Task brief:
Copy the lines of the material below verbatim, from the line containing "x-tick-label: 2090 [627, 541, 658, 555]" through the line containing "decay-tail-line [463, 291, 721, 483]", both included.

Provided data:
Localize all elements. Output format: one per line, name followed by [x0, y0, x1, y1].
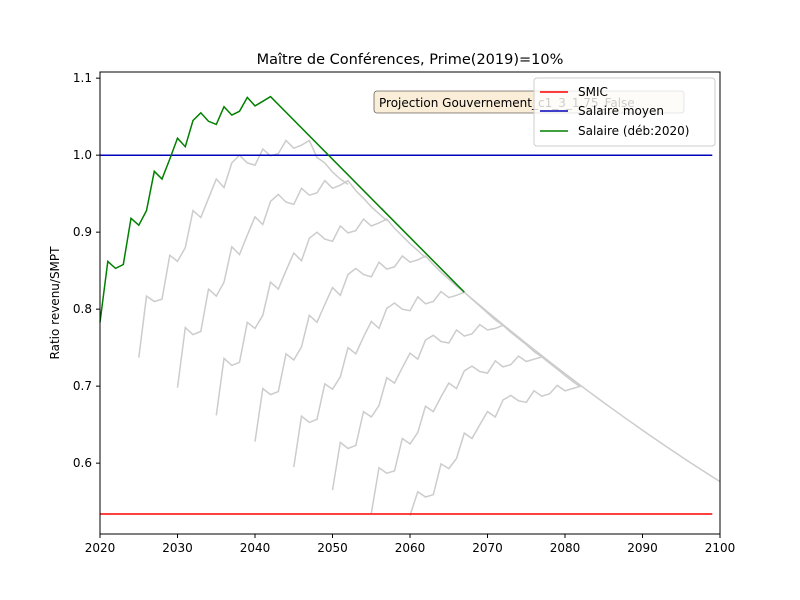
x-tick-label: 2090 [627, 541, 658, 555]
legend-label-salaire-2020: Salaire (déb:2020) [578, 124, 689, 138]
cohort-line-2055 [370, 355, 581, 514]
legend: SMIC Salaire moyen Salaire (déb:2020) [533, 77, 716, 147]
legend-label-smic: SMIC [578, 85, 608, 99]
x-tick-label: 2020 [85, 541, 116, 555]
x-tick-label: 2060 [395, 541, 426, 555]
y-tick-label: 1.1 [73, 71, 92, 85]
cohort-line-2035 [215, 217, 427, 416]
cohort-line-2050 [331, 323, 543, 491]
plot-area [99, 95, 721, 516]
chart-title: Maître de Conférences, Prime(2019)=10% [257, 52, 564, 68]
main-series-lines [99, 95, 713, 515]
y-tick-label: 1.0 [73, 148, 92, 162]
x-tick-label: 2040 [240, 541, 271, 555]
x-axis: 2020 2030 2040 2050 2060 2070 2080 2090 2100 [85, 534, 736, 555]
y-tick-label: 0.9 [73, 225, 92, 239]
cohort-lines [138, 139, 721, 516]
x-tick-label: 2050 [317, 541, 348, 555]
x-tick-label: 2030 [162, 541, 193, 555]
decay-tail-line [463, 291, 721, 483]
legend-frame [533, 77, 716, 147]
x-tick-label: 2100 [705, 541, 736, 555]
cohort-line-2040 [254, 254, 465, 442]
legend-label-salaire-moyen: Salaire moyen [578, 104, 664, 118]
cohort-line-2030 [176, 179, 388, 388]
y-tick-label: 0.6 [73, 456, 92, 470]
cohort-line-2060 [409, 384, 581, 516]
x-tick-label: 2070 [472, 541, 503, 555]
salaire-2020-line [99, 95, 465, 323]
y-tick-label: 0.7 [73, 379, 92, 393]
x-tick-label: 2080 [550, 541, 581, 555]
y-axis: 0.6 0.7 0.8 0.9 1.0 1.1 [73, 71, 100, 470]
cohort-line-2025 [138, 139, 349, 358]
y-axis-label: Ratio revenu/SMPT [48, 246, 62, 360]
y-tick-label: 0.8 [73, 302, 92, 316]
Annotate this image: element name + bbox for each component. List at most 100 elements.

Reply:
x-tick-label: 2090 [627, 541, 658, 555]
legend-label-salaire-2020: Salaire (déb:2020) [578, 124, 689, 138]
cohort-line-2055 [370, 355, 581, 514]
legend: SMIC Salaire moyen Salaire (déb:2020) [533, 77, 716, 147]
legend-label-smic: SMIC [578, 85, 608, 99]
x-tick-label: 2020 [85, 541, 116, 555]
x-tick-label: 2060 [395, 541, 426, 555]
y-tick-label: 1.1 [73, 71, 92, 85]
cohort-line-2035 [215, 217, 427, 416]
cohort-line-2050 [331, 323, 543, 491]
plot-area [99, 95, 721, 516]
chart-title: Maître de Conférences, Prime(2019)=10% [257, 52, 564, 68]
main-series-lines [99, 95, 713, 515]
y-tick-label: 1.0 [73, 148, 92, 162]
x-tick-label: 2040 [240, 541, 271, 555]
x-axis: 2020 2030 2040 2050 2060 2070 2080 2090 2100 [85, 534, 736, 555]
y-tick-label: 0.9 [73, 225, 92, 239]
cohort-lines [138, 139, 721, 516]
x-tick-label: 2050 [317, 541, 348, 555]
x-tick-label: 2030 [162, 541, 193, 555]
decay-tail-line [463, 291, 721, 483]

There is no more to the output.